- **INSTRUCTIONS FOR THE TASK**: Repeat each entry word for word. Leave any images out of the copy.

- **EXTRACTED DATA**:
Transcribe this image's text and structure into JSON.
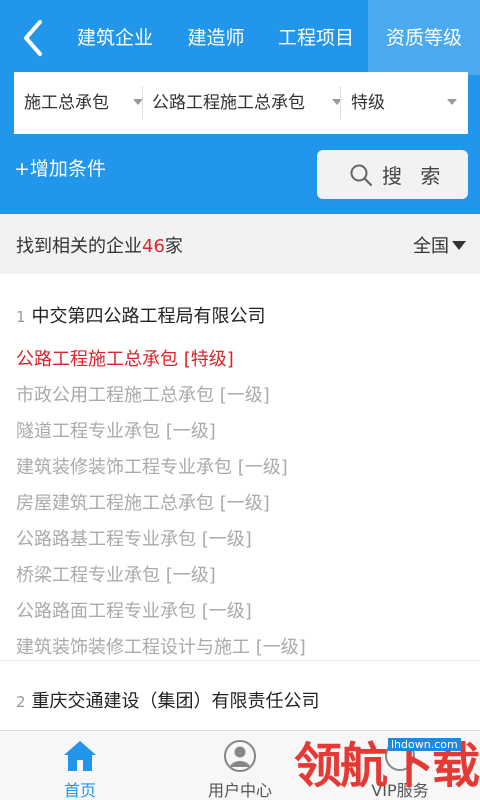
{
  "nav": {
    "tabs": [
      {
        "label": "建筑企业"
      },
      {
        "label": "建造师"
      },
      {
        "label": "工程项目"
      },
      {
        "label": "资质等级"
      }
    ],
    "active_tab": "资质等级"
  },
  "filters": [
    {
      "value": "施工总承包"
    },
    {
      "value": "公路工程施工总承包"
    },
    {
      "value": "特级"
    }
  ],
  "add_condition_label": "+增加条件",
  "search_label": "搜 索",
  "summary": {
    "prefix": "找到相关的企业",
    "count": "46",
    "suffix": "家",
    "region": "全国"
  },
  "results": [
    {
      "index": "1",
      "name": "中交第四公路工程局有限公司",
      "qualifications": [
        {
          "text": "公路工程施工总承包 [特级]",
          "highlight": true
        },
        {
          "text": "市政公用工程施工总承包 [一级]",
          "highlight": false
        },
        {
          "text": "隧道工程专业承包 [一级]",
          "highlight": false
        },
        {
          "text": "建筑装修装饰工程专业承包 [一级]",
          "highlight": false
        },
        {
          "text": "房屋建筑工程施工总承包 [一级]",
          "highlight": false
        },
        {
          "text": "公路路基工程专业承包 [一级]",
          "highlight": false
        },
        {
          "text": "桥梁工程专业承包 [一级]",
          "highlight": false
        },
        {
          "text": "公路路面工程专业承包 [一级]",
          "highlight": false
        },
        {
          "text": "建筑装饰装修工程设计与施工 [一级]",
          "highlight": false
        }
      ]
    },
    {
      "index": "2",
      "name": "重庆交通建设（集团）有限责任公司",
      "qualifications": []
    }
  ],
  "bottom_tabs": [
    {
      "label": "首页",
      "icon": "home-icon",
      "active": true
    },
    {
      "label": "用户中心",
      "icon": "user-icon",
      "active": false
    },
    {
      "label": "VIP服务",
      "icon": "vip-icon",
      "active": false
    }
  ],
  "colors": {
    "primary": "#2196ea",
    "active_tab_bg": "#4ba9ef",
    "highlight_red": "#d9252b",
    "muted_text": "#aaaaaa"
  },
  "watermark": {
    "text": "领航下载",
    "site": "lhdown.com"
  }
}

- **ANSWER TO THIS EXERCISE**:
Transcribe this image's text and structure into JSON.
{
  "nav": {
    "tabs": [
      {
        "label": "建筑企业"
      },
      {
        "label": "建造师"
      },
      {
        "label": "工程项目"
      },
      {
        "label": "资质等级"
      }
    ],
    "active_tab": "资质等级"
  },
  "filters": [
    {
      "value": "施工总承包"
    },
    {
      "value": "公路工程施工总承包"
    },
    {
      "value": "特级"
    }
  ],
  "add_condition_label": "+增加条件",
  "search_label": "搜 索",
  "summary": {
    "prefix": "找到相关的企业",
    "count": "46",
    "suffix": "家",
    "region": "全国"
  },
  "results": [
    {
      "index": "1",
      "name": "中交第四公路工程局有限公司",
      "qualifications": [
        {
          "text": "公路工程施工总承包 [特级]",
          "highlight": true
        },
        {
          "text": "市政公用工程施工总承包 [一级]",
          "highlight": false
        },
        {
          "text": "隧道工程专业承包 [一级]",
          "highlight": false
        },
        {
          "text": "建筑装修装饰工程专业承包 [一级]",
          "highlight": false
        },
        {
          "text": "房屋建筑工程施工总承包 [一级]",
          "highlight": false
        },
        {
          "text": "公路路基工程专业承包 [一级]",
          "highlight": false
        },
        {
          "text": "桥梁工程专业承包 [一级]",
          "highlight": false
        },
        {
          "text": "公路路面工程专业承包 [一级]",
          "highlight": false
        },
        {
          "text": "建筑装饰装修工程设计与施工 [一级]",
          "highlight": false
        }
      ]
    },
    {
      "index": "2",
      "name": "重庆交通建设（集团）有限责任公司",
      "qualifications": []
    }
  ],
  "bottom_tabs": [
    {
      "label": "首页",
      "icon": "home-icon",
      "active": true
    },
    {
      "label": "用户中心",
      "icon": "user-icon",
      "active": false
    },
    {
      "label": "VIP服务",
      "icon": "vip-icon",
      "active": false
    }
  ],
  "colors": {
    "primary": "#2196ea",
    "active_tab_bg": "#4ba9ef",
    "highlight_red": "#d9252b",
    "muted_text": "#aaaaaa"
  },
  "watermark": {
    "text": "领航下载",
    "site": "lhdown.com"
  }
}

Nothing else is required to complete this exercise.